**Stated problem:** Look for "this" in the listing below. Gather each line that contains it.

== Given entries

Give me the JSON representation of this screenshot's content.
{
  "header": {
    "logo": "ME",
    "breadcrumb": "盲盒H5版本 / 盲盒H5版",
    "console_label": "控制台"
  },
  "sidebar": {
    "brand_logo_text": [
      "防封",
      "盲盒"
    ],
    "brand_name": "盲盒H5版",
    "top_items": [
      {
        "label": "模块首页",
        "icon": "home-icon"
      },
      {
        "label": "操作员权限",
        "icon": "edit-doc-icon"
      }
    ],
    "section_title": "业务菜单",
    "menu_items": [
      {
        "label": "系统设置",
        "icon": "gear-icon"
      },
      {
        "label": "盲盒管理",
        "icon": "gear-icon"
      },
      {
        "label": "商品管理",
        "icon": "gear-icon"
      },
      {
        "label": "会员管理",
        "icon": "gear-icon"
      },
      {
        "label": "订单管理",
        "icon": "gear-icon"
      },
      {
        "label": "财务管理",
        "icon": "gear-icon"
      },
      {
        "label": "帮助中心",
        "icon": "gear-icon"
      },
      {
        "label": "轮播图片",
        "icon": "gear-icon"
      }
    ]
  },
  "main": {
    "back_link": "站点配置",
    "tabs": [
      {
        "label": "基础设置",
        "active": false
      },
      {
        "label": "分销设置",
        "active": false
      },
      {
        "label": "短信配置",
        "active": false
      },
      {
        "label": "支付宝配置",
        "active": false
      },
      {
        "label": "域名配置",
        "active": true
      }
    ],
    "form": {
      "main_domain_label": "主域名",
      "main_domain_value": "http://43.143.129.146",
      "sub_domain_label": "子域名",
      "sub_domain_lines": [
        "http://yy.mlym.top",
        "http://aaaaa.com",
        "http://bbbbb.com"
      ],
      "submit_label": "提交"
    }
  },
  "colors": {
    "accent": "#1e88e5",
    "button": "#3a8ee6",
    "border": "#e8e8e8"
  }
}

====
== Given entries

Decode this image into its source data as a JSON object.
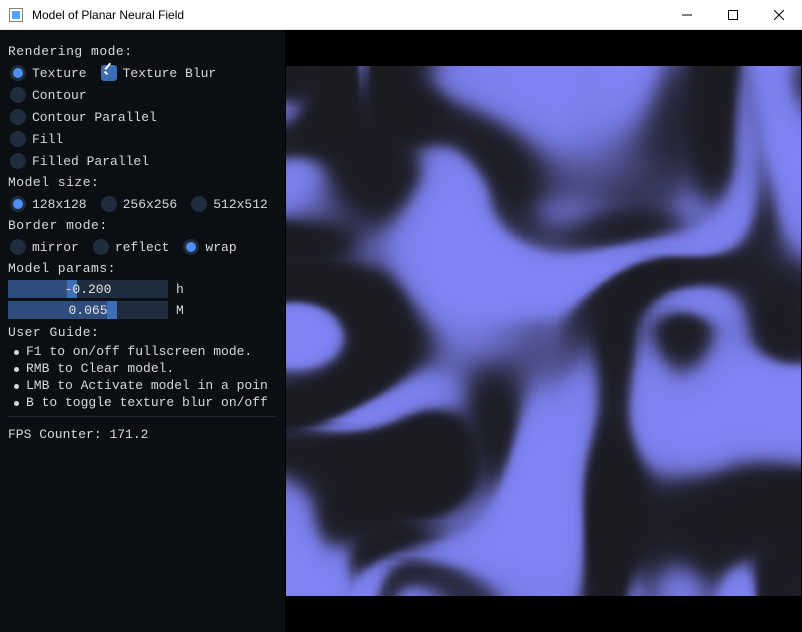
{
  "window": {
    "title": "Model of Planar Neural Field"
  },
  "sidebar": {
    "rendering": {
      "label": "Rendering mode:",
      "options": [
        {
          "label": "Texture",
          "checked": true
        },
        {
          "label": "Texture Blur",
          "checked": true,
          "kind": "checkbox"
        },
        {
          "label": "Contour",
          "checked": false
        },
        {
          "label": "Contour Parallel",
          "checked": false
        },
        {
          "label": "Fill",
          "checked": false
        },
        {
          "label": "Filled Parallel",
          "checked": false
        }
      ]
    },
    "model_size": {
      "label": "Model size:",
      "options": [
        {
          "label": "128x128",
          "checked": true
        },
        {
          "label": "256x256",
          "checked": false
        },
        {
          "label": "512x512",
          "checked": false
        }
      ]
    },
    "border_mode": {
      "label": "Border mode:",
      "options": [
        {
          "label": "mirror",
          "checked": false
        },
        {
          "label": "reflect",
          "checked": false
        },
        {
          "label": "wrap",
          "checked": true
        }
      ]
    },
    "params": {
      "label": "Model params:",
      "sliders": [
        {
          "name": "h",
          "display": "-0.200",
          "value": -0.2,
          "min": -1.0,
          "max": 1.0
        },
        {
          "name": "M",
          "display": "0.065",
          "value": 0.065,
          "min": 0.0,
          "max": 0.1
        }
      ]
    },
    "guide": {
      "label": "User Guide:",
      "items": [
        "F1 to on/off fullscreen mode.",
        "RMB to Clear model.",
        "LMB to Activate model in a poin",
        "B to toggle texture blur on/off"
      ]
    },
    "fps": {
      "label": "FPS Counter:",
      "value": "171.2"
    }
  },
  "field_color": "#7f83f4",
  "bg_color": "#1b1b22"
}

====

**Result:**
Give me the JSON representation of this screenshot's content.
Decode this image into its source data as a JSON object.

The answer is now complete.